> **GIVEN REQUEST**
Copy out every record below with complete accuracy.

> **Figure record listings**

***

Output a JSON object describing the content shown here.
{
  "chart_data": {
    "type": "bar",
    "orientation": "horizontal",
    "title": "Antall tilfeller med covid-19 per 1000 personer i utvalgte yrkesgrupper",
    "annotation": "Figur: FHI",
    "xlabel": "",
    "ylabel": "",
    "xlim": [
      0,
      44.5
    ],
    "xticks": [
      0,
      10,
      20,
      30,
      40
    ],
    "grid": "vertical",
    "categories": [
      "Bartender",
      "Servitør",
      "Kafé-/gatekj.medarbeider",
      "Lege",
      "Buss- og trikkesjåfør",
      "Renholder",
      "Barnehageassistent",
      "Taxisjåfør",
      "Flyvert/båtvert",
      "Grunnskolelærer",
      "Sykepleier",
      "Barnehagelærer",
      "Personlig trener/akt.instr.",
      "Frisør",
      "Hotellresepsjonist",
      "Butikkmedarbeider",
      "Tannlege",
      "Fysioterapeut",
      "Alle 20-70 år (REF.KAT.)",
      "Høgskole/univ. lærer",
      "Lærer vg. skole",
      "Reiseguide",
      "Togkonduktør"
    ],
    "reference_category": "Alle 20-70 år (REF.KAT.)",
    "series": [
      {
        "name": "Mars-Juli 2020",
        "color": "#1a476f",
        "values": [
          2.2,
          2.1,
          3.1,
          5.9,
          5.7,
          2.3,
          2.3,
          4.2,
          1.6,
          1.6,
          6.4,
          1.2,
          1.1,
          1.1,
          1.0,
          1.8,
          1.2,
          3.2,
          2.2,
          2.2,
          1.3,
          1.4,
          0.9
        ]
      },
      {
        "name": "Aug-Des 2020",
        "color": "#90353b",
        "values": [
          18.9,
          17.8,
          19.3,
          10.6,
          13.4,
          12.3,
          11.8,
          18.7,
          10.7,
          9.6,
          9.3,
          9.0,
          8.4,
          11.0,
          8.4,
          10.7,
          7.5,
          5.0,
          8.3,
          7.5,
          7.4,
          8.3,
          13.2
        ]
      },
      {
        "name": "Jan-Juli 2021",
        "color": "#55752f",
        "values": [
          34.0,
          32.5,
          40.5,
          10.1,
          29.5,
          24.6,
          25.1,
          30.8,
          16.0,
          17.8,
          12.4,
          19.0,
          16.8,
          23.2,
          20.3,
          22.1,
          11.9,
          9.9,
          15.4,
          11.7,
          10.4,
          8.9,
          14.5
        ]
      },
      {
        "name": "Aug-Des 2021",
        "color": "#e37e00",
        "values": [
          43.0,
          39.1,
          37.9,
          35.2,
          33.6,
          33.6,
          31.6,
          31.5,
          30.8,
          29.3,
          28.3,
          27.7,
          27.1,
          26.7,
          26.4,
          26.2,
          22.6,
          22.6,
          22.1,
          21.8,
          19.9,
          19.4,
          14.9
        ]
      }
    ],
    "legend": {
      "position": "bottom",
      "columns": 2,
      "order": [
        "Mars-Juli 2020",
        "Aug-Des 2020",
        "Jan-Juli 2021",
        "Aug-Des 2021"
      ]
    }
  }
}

***

> **EXPECTED ANSWER**
Output a JSON object describing the content shown here.
{
  "chart_data": {
    "type": "bar",
    "orientation": "horizontal",
    "title": "Antall tilfeller med covid-19 per 1000 personer i utvalgte yrkesgrupper",
    "annotation": "Figur: FHI",
    "xlabel": "",
    "ylabel": "",
    "xlim": [
      0,
      44.5
    ],
    "xticks": [
      0,
      10,
      20,
      30,
      40
    ],
    "grid": "vertical",
    "categories": [
      "Bartender",
      "Servitør",
      "Kafé-/gatekj.medarbeider",
      "Lege",
      "Buss- og trikkesjåfør",
      "Renholder",
      "Barnehageassistent",
      "Taxisjåfør",
      "Flyvert/båtvert",
      "Grunnskolelærer",
      "Sykepleier",
      "Barnehagelærer",
      "Personlig trener/akt.instr.",
      "Frisør",
      "Hotellresepsjonist",
      "Butikkmedarbeider",
      "Tannlege",
      "Fysioterapeut",
      "Alle 20-70 år (REF.KAT.)",
      "Høgskole/univ. lærer",
      "Lærer vg. skole",
      "Reiseguide",
      "Togkonduktør"
    ],
    "reference_category": "Alle 20-70 år (REF.KAT.)",
    "series": [
      {
        "name": "Mars-Juli 2020",
        "color": "#1a476f",
        "values": [
          2.2,
          2.1,
          3.1,
          5.9,
          5.7,
          2.3,
          2.3,
          4.2,
          1.6,
          1.6,
          6.4,
          1.2,
          1.1,
          1.1,
          1.0,
          1.8,
          1.2,
          3.2,
          2.2,
          2.2,
          1.3,
          1.4,
          0.9
        ]
      },
      {
        "name": "Aug-Des 2020",
        "color": "#90353b",
        "values": [
          18.9,
          17.8,
          19.3,
          10.6,
          13.4,
          12.3,
          11.8,
          18.7,
          10.7,
          9.6,
          9.3,
          9.0,
          8.4,
          11.0,
          8.4,
          10.7,
          7.5,
          5.0,
          8.3,
          7.5,
          7.4,
          8.3,
          13.2
        ]
      },
      {
        "name": "Jan-Juli 2021",
        "color": "#55752f",
        "values": [
          34.0,
          32.5,
          40.5,
          10.1,
          29.5,
          24.6,
          25.1,
          30.8,
          16.0,
          17.8,
          12.4,
          19.0,
          16.8,
          23.2,
          20.3,
          22.1,
          11.9,
          9.9,
          15.4,
          11.7,
          10.4,
          8.9,
          14.5
        ]
      },
      {
        "name": "Aug-Des 2021",
        "color": "#e37e00",
        "values": [
          43.0,
          39.1,
          37.9,
          35.2,
          33.6,
          33.6,
          31.6,
          31.5,
          30.8,
          29.3,
          28.3,
          27.7,
          27.1,
          26.7,
          26.4,
          26.2,
          22.6,
          22.6,
          22.1,
          21.8,
          19.9,
          19.4,
          14.9
        ]
      }
    ],
    "legend": {
      "position": "bottom",
      "columns": 2,
      "order": [
        "Mars-Juli 2020",
        "Aug-Des 2020",
        "Jan-Juli 2021",
        "Aug-Des 2021"
      ]
    }
  }
}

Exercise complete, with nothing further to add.